-- Records for this task start --

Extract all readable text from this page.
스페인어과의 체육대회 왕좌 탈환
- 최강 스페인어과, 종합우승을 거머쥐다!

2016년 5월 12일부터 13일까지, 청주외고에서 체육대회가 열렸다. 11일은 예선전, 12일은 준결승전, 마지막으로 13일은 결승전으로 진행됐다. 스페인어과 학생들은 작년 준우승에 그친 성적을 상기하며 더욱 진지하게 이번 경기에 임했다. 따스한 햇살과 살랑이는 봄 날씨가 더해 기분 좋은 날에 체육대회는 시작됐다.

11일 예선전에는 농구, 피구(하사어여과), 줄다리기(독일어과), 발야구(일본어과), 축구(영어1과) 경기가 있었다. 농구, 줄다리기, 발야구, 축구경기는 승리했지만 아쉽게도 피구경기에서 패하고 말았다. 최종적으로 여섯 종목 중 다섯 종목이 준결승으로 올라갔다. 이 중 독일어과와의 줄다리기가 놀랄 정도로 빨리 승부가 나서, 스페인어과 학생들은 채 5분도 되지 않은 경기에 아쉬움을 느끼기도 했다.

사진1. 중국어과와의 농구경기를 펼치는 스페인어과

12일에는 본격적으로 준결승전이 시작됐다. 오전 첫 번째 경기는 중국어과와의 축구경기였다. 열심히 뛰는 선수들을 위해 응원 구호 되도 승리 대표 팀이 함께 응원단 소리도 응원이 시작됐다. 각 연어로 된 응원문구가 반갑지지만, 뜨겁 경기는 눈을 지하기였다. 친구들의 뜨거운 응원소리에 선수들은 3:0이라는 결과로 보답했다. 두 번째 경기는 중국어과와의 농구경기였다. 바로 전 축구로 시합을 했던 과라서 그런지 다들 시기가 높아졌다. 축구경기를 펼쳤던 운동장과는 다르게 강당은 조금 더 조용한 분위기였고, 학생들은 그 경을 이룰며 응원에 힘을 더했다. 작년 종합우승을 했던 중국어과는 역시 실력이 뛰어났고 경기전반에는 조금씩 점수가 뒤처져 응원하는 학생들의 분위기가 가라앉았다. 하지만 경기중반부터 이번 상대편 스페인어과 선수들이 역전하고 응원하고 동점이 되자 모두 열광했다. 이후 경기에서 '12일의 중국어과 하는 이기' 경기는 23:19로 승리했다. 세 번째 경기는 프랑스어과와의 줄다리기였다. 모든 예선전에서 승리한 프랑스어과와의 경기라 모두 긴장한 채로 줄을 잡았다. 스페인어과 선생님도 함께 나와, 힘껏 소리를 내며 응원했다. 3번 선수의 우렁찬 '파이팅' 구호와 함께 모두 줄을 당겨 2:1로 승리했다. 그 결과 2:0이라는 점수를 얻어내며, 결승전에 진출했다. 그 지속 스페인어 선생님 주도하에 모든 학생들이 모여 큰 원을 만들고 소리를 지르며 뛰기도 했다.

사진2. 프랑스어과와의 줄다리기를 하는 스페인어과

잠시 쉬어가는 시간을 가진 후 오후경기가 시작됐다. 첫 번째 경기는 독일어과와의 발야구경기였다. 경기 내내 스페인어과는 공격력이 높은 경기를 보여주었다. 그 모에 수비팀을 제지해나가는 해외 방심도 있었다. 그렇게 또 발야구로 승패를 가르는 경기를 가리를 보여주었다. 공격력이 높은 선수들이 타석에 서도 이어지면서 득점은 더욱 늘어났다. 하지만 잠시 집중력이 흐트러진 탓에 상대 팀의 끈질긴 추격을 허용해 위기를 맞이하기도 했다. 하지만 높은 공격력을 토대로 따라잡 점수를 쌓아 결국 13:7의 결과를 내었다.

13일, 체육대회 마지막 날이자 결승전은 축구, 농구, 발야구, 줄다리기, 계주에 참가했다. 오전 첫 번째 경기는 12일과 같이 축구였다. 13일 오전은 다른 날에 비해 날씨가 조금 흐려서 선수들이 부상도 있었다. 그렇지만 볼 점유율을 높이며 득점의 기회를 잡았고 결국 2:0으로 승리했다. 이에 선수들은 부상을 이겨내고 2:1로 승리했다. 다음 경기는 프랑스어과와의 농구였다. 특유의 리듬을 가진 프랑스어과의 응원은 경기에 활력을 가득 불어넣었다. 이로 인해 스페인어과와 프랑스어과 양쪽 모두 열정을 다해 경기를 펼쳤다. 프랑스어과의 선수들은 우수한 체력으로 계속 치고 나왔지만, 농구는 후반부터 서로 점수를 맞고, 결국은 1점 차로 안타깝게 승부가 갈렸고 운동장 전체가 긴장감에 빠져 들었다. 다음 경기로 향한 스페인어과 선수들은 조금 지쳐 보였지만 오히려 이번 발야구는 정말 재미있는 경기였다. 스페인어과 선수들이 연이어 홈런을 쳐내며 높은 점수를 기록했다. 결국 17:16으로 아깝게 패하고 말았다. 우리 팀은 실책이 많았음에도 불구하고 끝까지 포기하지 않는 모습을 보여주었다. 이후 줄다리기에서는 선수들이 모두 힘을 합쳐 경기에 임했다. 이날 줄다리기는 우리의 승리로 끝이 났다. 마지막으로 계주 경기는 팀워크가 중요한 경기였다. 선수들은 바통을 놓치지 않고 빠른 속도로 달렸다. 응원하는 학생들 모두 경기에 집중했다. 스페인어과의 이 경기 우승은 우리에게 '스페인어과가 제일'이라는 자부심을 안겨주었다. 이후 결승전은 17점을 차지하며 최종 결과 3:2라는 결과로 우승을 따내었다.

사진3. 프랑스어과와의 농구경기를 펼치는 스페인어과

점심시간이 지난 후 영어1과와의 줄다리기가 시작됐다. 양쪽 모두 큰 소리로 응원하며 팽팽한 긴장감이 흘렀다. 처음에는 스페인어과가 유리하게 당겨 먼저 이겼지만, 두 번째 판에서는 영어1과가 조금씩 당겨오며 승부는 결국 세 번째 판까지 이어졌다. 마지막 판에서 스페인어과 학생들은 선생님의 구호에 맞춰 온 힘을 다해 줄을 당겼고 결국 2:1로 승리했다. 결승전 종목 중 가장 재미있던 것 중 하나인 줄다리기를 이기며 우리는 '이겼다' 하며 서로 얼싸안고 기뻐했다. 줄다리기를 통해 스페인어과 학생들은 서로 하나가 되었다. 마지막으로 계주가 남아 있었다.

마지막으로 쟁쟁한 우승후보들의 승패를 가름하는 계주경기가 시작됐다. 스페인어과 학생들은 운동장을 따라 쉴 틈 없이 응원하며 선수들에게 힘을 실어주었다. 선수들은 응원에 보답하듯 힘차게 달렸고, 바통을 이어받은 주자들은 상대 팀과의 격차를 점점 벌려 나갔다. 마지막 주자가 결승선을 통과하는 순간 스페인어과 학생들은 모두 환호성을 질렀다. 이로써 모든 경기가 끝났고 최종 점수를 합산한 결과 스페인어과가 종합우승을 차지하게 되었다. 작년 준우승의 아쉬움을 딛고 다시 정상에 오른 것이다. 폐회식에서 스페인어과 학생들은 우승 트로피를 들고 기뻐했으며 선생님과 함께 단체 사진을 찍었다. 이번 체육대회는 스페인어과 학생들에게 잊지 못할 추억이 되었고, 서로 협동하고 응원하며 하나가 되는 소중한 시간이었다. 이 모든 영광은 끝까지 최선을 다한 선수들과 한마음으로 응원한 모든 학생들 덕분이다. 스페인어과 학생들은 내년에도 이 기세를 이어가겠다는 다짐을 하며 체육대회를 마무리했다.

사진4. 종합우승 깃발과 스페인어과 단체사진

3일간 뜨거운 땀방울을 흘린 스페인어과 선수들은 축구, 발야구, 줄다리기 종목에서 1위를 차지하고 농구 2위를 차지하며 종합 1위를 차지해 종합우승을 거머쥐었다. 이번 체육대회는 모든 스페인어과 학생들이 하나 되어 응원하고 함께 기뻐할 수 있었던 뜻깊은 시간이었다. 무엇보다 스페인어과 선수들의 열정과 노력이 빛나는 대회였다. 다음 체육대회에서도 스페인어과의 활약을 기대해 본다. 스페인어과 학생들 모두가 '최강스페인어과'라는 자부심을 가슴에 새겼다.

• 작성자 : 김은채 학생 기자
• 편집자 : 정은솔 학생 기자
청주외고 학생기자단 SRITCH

-- Records for this task end --

#### [Directive]
In the records above, locate each line with the word "줄다리기가". Copy all such lines.

#### [The answer]
11일 예선전에는 농구, 피구(하사어여과), 줄다리기(독일어과), 발야구(일본어과), 축구(영어1과) 경기가 있었다. 농구, 줄다리기, 발야구, 축구경기는 승리했지만 아쉽게도 피구경기에서 패하고 말았다. 최종적으로 여섯 종목 중 다섯 종목이 준결승으로 올라갔다. 이 중 독일어과와의 줄다리기가 놀랄 정도로 빨리 승부가 나서, 스페인어과 학생들은 채 5분도 되지 않은 경기에 아쉬움을 느끼기도 했다.
점심시간이 지난 후 영어1과와의 줄다리기가 시작됐다. 양쪽 모두 큰 소리로 응원하며 팽팽한 긴장감이 흘렀다. 처음에는 스페인어과가 유리하게 당겨 먼저 이겼지만, 두 번째 판에서는 영어1과가 조금씩 당겨오며 승부는 결국 세 번째 판까지 이어졌다. 마지막 판에서 스페인어과 학생들은 선생님의 구호에 맞춰 온 힘을 다해 줄을 당겼고 결국 2:1로 승리했다. 결승전 종목 중 가장 재미있던 것 중 하나인 줄다리기를 이기며 우리는 '이겼다' 하며 서로 얼싸안고 기뻐했다. 줄다리기를 통해 스페인어과 학생들은 서로 하나가 되었다. 마지막으로 계주가 남아 있었다.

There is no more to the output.